Restate the full listing word for word and leave the pictures out.

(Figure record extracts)
--------------------------------
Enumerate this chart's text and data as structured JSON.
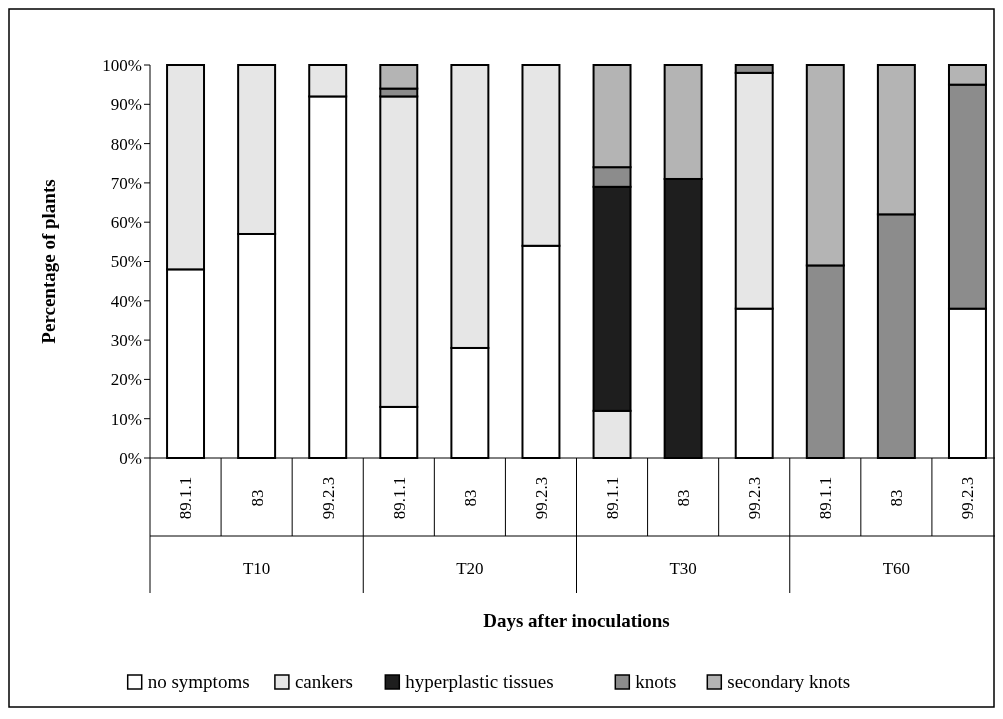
{
  "chart_data": {
    "type": "bar",
    "stacked": true,
    "xlabel": "Days after inoculations",
    "ylabel": "Percentage of plants",
    "categories": [
      "89.1.1",
      "83",
      "99.2.3",
      "89.1.1",
      "83",
      "99.2.3",
      "89.1.1",
      "83",
      "99.2.3",
      "89.1.1",
      "83",
      "99.2.3"
    ],
    "annotations": [
      "T10",
      "T20",
      "T30",
      "T60"
    ],
    "series": [
      {
        "name": "no symptoms",
        "color": "#ffffff",
        "values": [
          48,
          57,
          92,
          13,
          28,
          54,
          0,
          0,
          38,
          0,
          0,
          38
        ]
      },
      {
        "name": "cankers",
        "color": "#e6e6e6",
        "values": [
          52,
          43,
          8,
          79,
          72,
          46,
          12,
          0,
          60,
          0,
          0,
          0
        ]
      },
      {
        "name": "hyperplastic tissues",
        "color": "#1e1e1e",
        "values": [
          0,
          0,
          0,
          0,
          0,
          0,
          57,
          71,
          0,
          0,
          0,
          0
        ]
      },
      {
        "name": "knots",
        "color": "#8c8c8c",
        "values": [
          0,
          0,
          0,
          2,
          0,
          0,
          5,
          0,
          2,
          49,
          62,
          57
        ]
      },
      {
        "name": "secondary knots",
        "color": "#b4b4b4",
        "values": [
          0,
          0,
          0,
          6,
          0,
          0,
          26,
          29,
          0,
          51,
          38,
          5
        ]
      }
    ],
    "ylim": [
      0,
      100
    ],
    "yticks": [
      {
        "value": 0,
        "label": "0%"
      },
      {
        "value": 10,
        "label": "10%"
      },
      {
        "value": 20,
        "label": "20%"
      },
      {
        "value": 30,
        "label": "30%"
      },
      {
        "value": 40,
        "label": "40%"
      },
      {
        "value": 50,
        "label": "50%"
      },
      {
        "value": 60,
        "label": "60%"
      },
      {
        "value": 70,
        "label": "70%"
      },
      {
        "value": 80,
        "label": "80%"
      },
      {
        "value": 90,
        "label": "90%"
      },
      {
        "value": 100,
        "label": "100%"
      }
    ],
    "legend": "bottom"
  }
}
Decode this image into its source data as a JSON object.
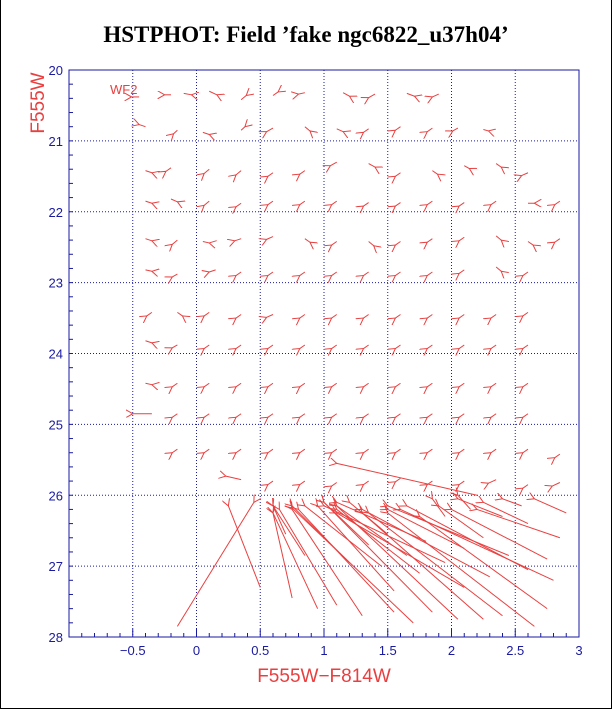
--------------------------------
#### [CORRECT ANSWER]
Enumerate this chart's text and data as structured JSON.
{
  "chart_data": {
    "type": "bar",
    "stacked": true,
    "xlabel": "Days after inoculations",
    "ylabel": "Percentage of plants",
    "categories": [
      "89.1.1",
      "83",
      "99.2.3",
      "89.1.1",
      "83",
      "99.2.3",
      "89.1.1",
      "83",
      "99.2.3",
      "89.1.1",
      "83",
      "99.2.3"
    ],
    "annotations": [
      "T10",
      "T20",
      "T30",
      "T60"
    ],
    "series": [
      {
        "name": "no symptoms",
        "color": "#ffffff",
        "values": [
          48,
          57,
          92,
          13,
          28,
          54,
          0,
          0,
          38,
          0,
          0,
          38
        ]
      },
      {
        "name": "cankers",
        "color": "#e6e6e6",
        "values": [
          52,
          43,
          8,
          79,
          72,
          46,
          12,
          0,
          60,
          0,
          0,
          0
        ]
      },
      {
        "name": "hyperplastic tissues",
        "color": "#1e1e1e",
        "values": [
          0,
          0,
          0,
          0,
          0,
          0,
          57,
          71,
          0,
          0,
          0,
          0
        ]
      },
      {
        "name": "knots",
        "color": "#8c8c8c",
        "values": [
          0,
          0,
          0,
          2,
          0,
          0,
          5,
          0,
          2,
          49,
          62,
          57
        ]
      },
      {
        "name": "secondary knots",
        "color": "#b4b4b4",
        "values": [
          0,
          0,
          0,
          6,
          0,
          0,
          26,
          29,
          0,
          51,
          38,
          5
        ]
      }
    ],
    "ylim": [
      0,
      100
    ],
    "yticks": [
      {
        "value": 0,
        "label": "0%"
      },
      {
        "value": 10,
        "label": "10%"
      },
      {
        "value": 20,
        "label": "20%"
      },
      {
        "value": 30,
        "label": "30%"
      },
      {
        "value": 40,
        "label": "40%"
      },
      {
        "value": 50,
        "label": "50%"
      },
      {
        "value": 60,
        "label": "60%"
      },
      {
        "value": 70,
        "label": "70%"
      },
      {
        "value": 80,
        "label": "80%"
      },
      {
        "value": 90,
        "label": "90%"
      },
      {
        "value": 100,
        "label": "100%"
      }
    ],
    "legend": "bottom"
  }
}
Decode this image into its source data as a JSON object.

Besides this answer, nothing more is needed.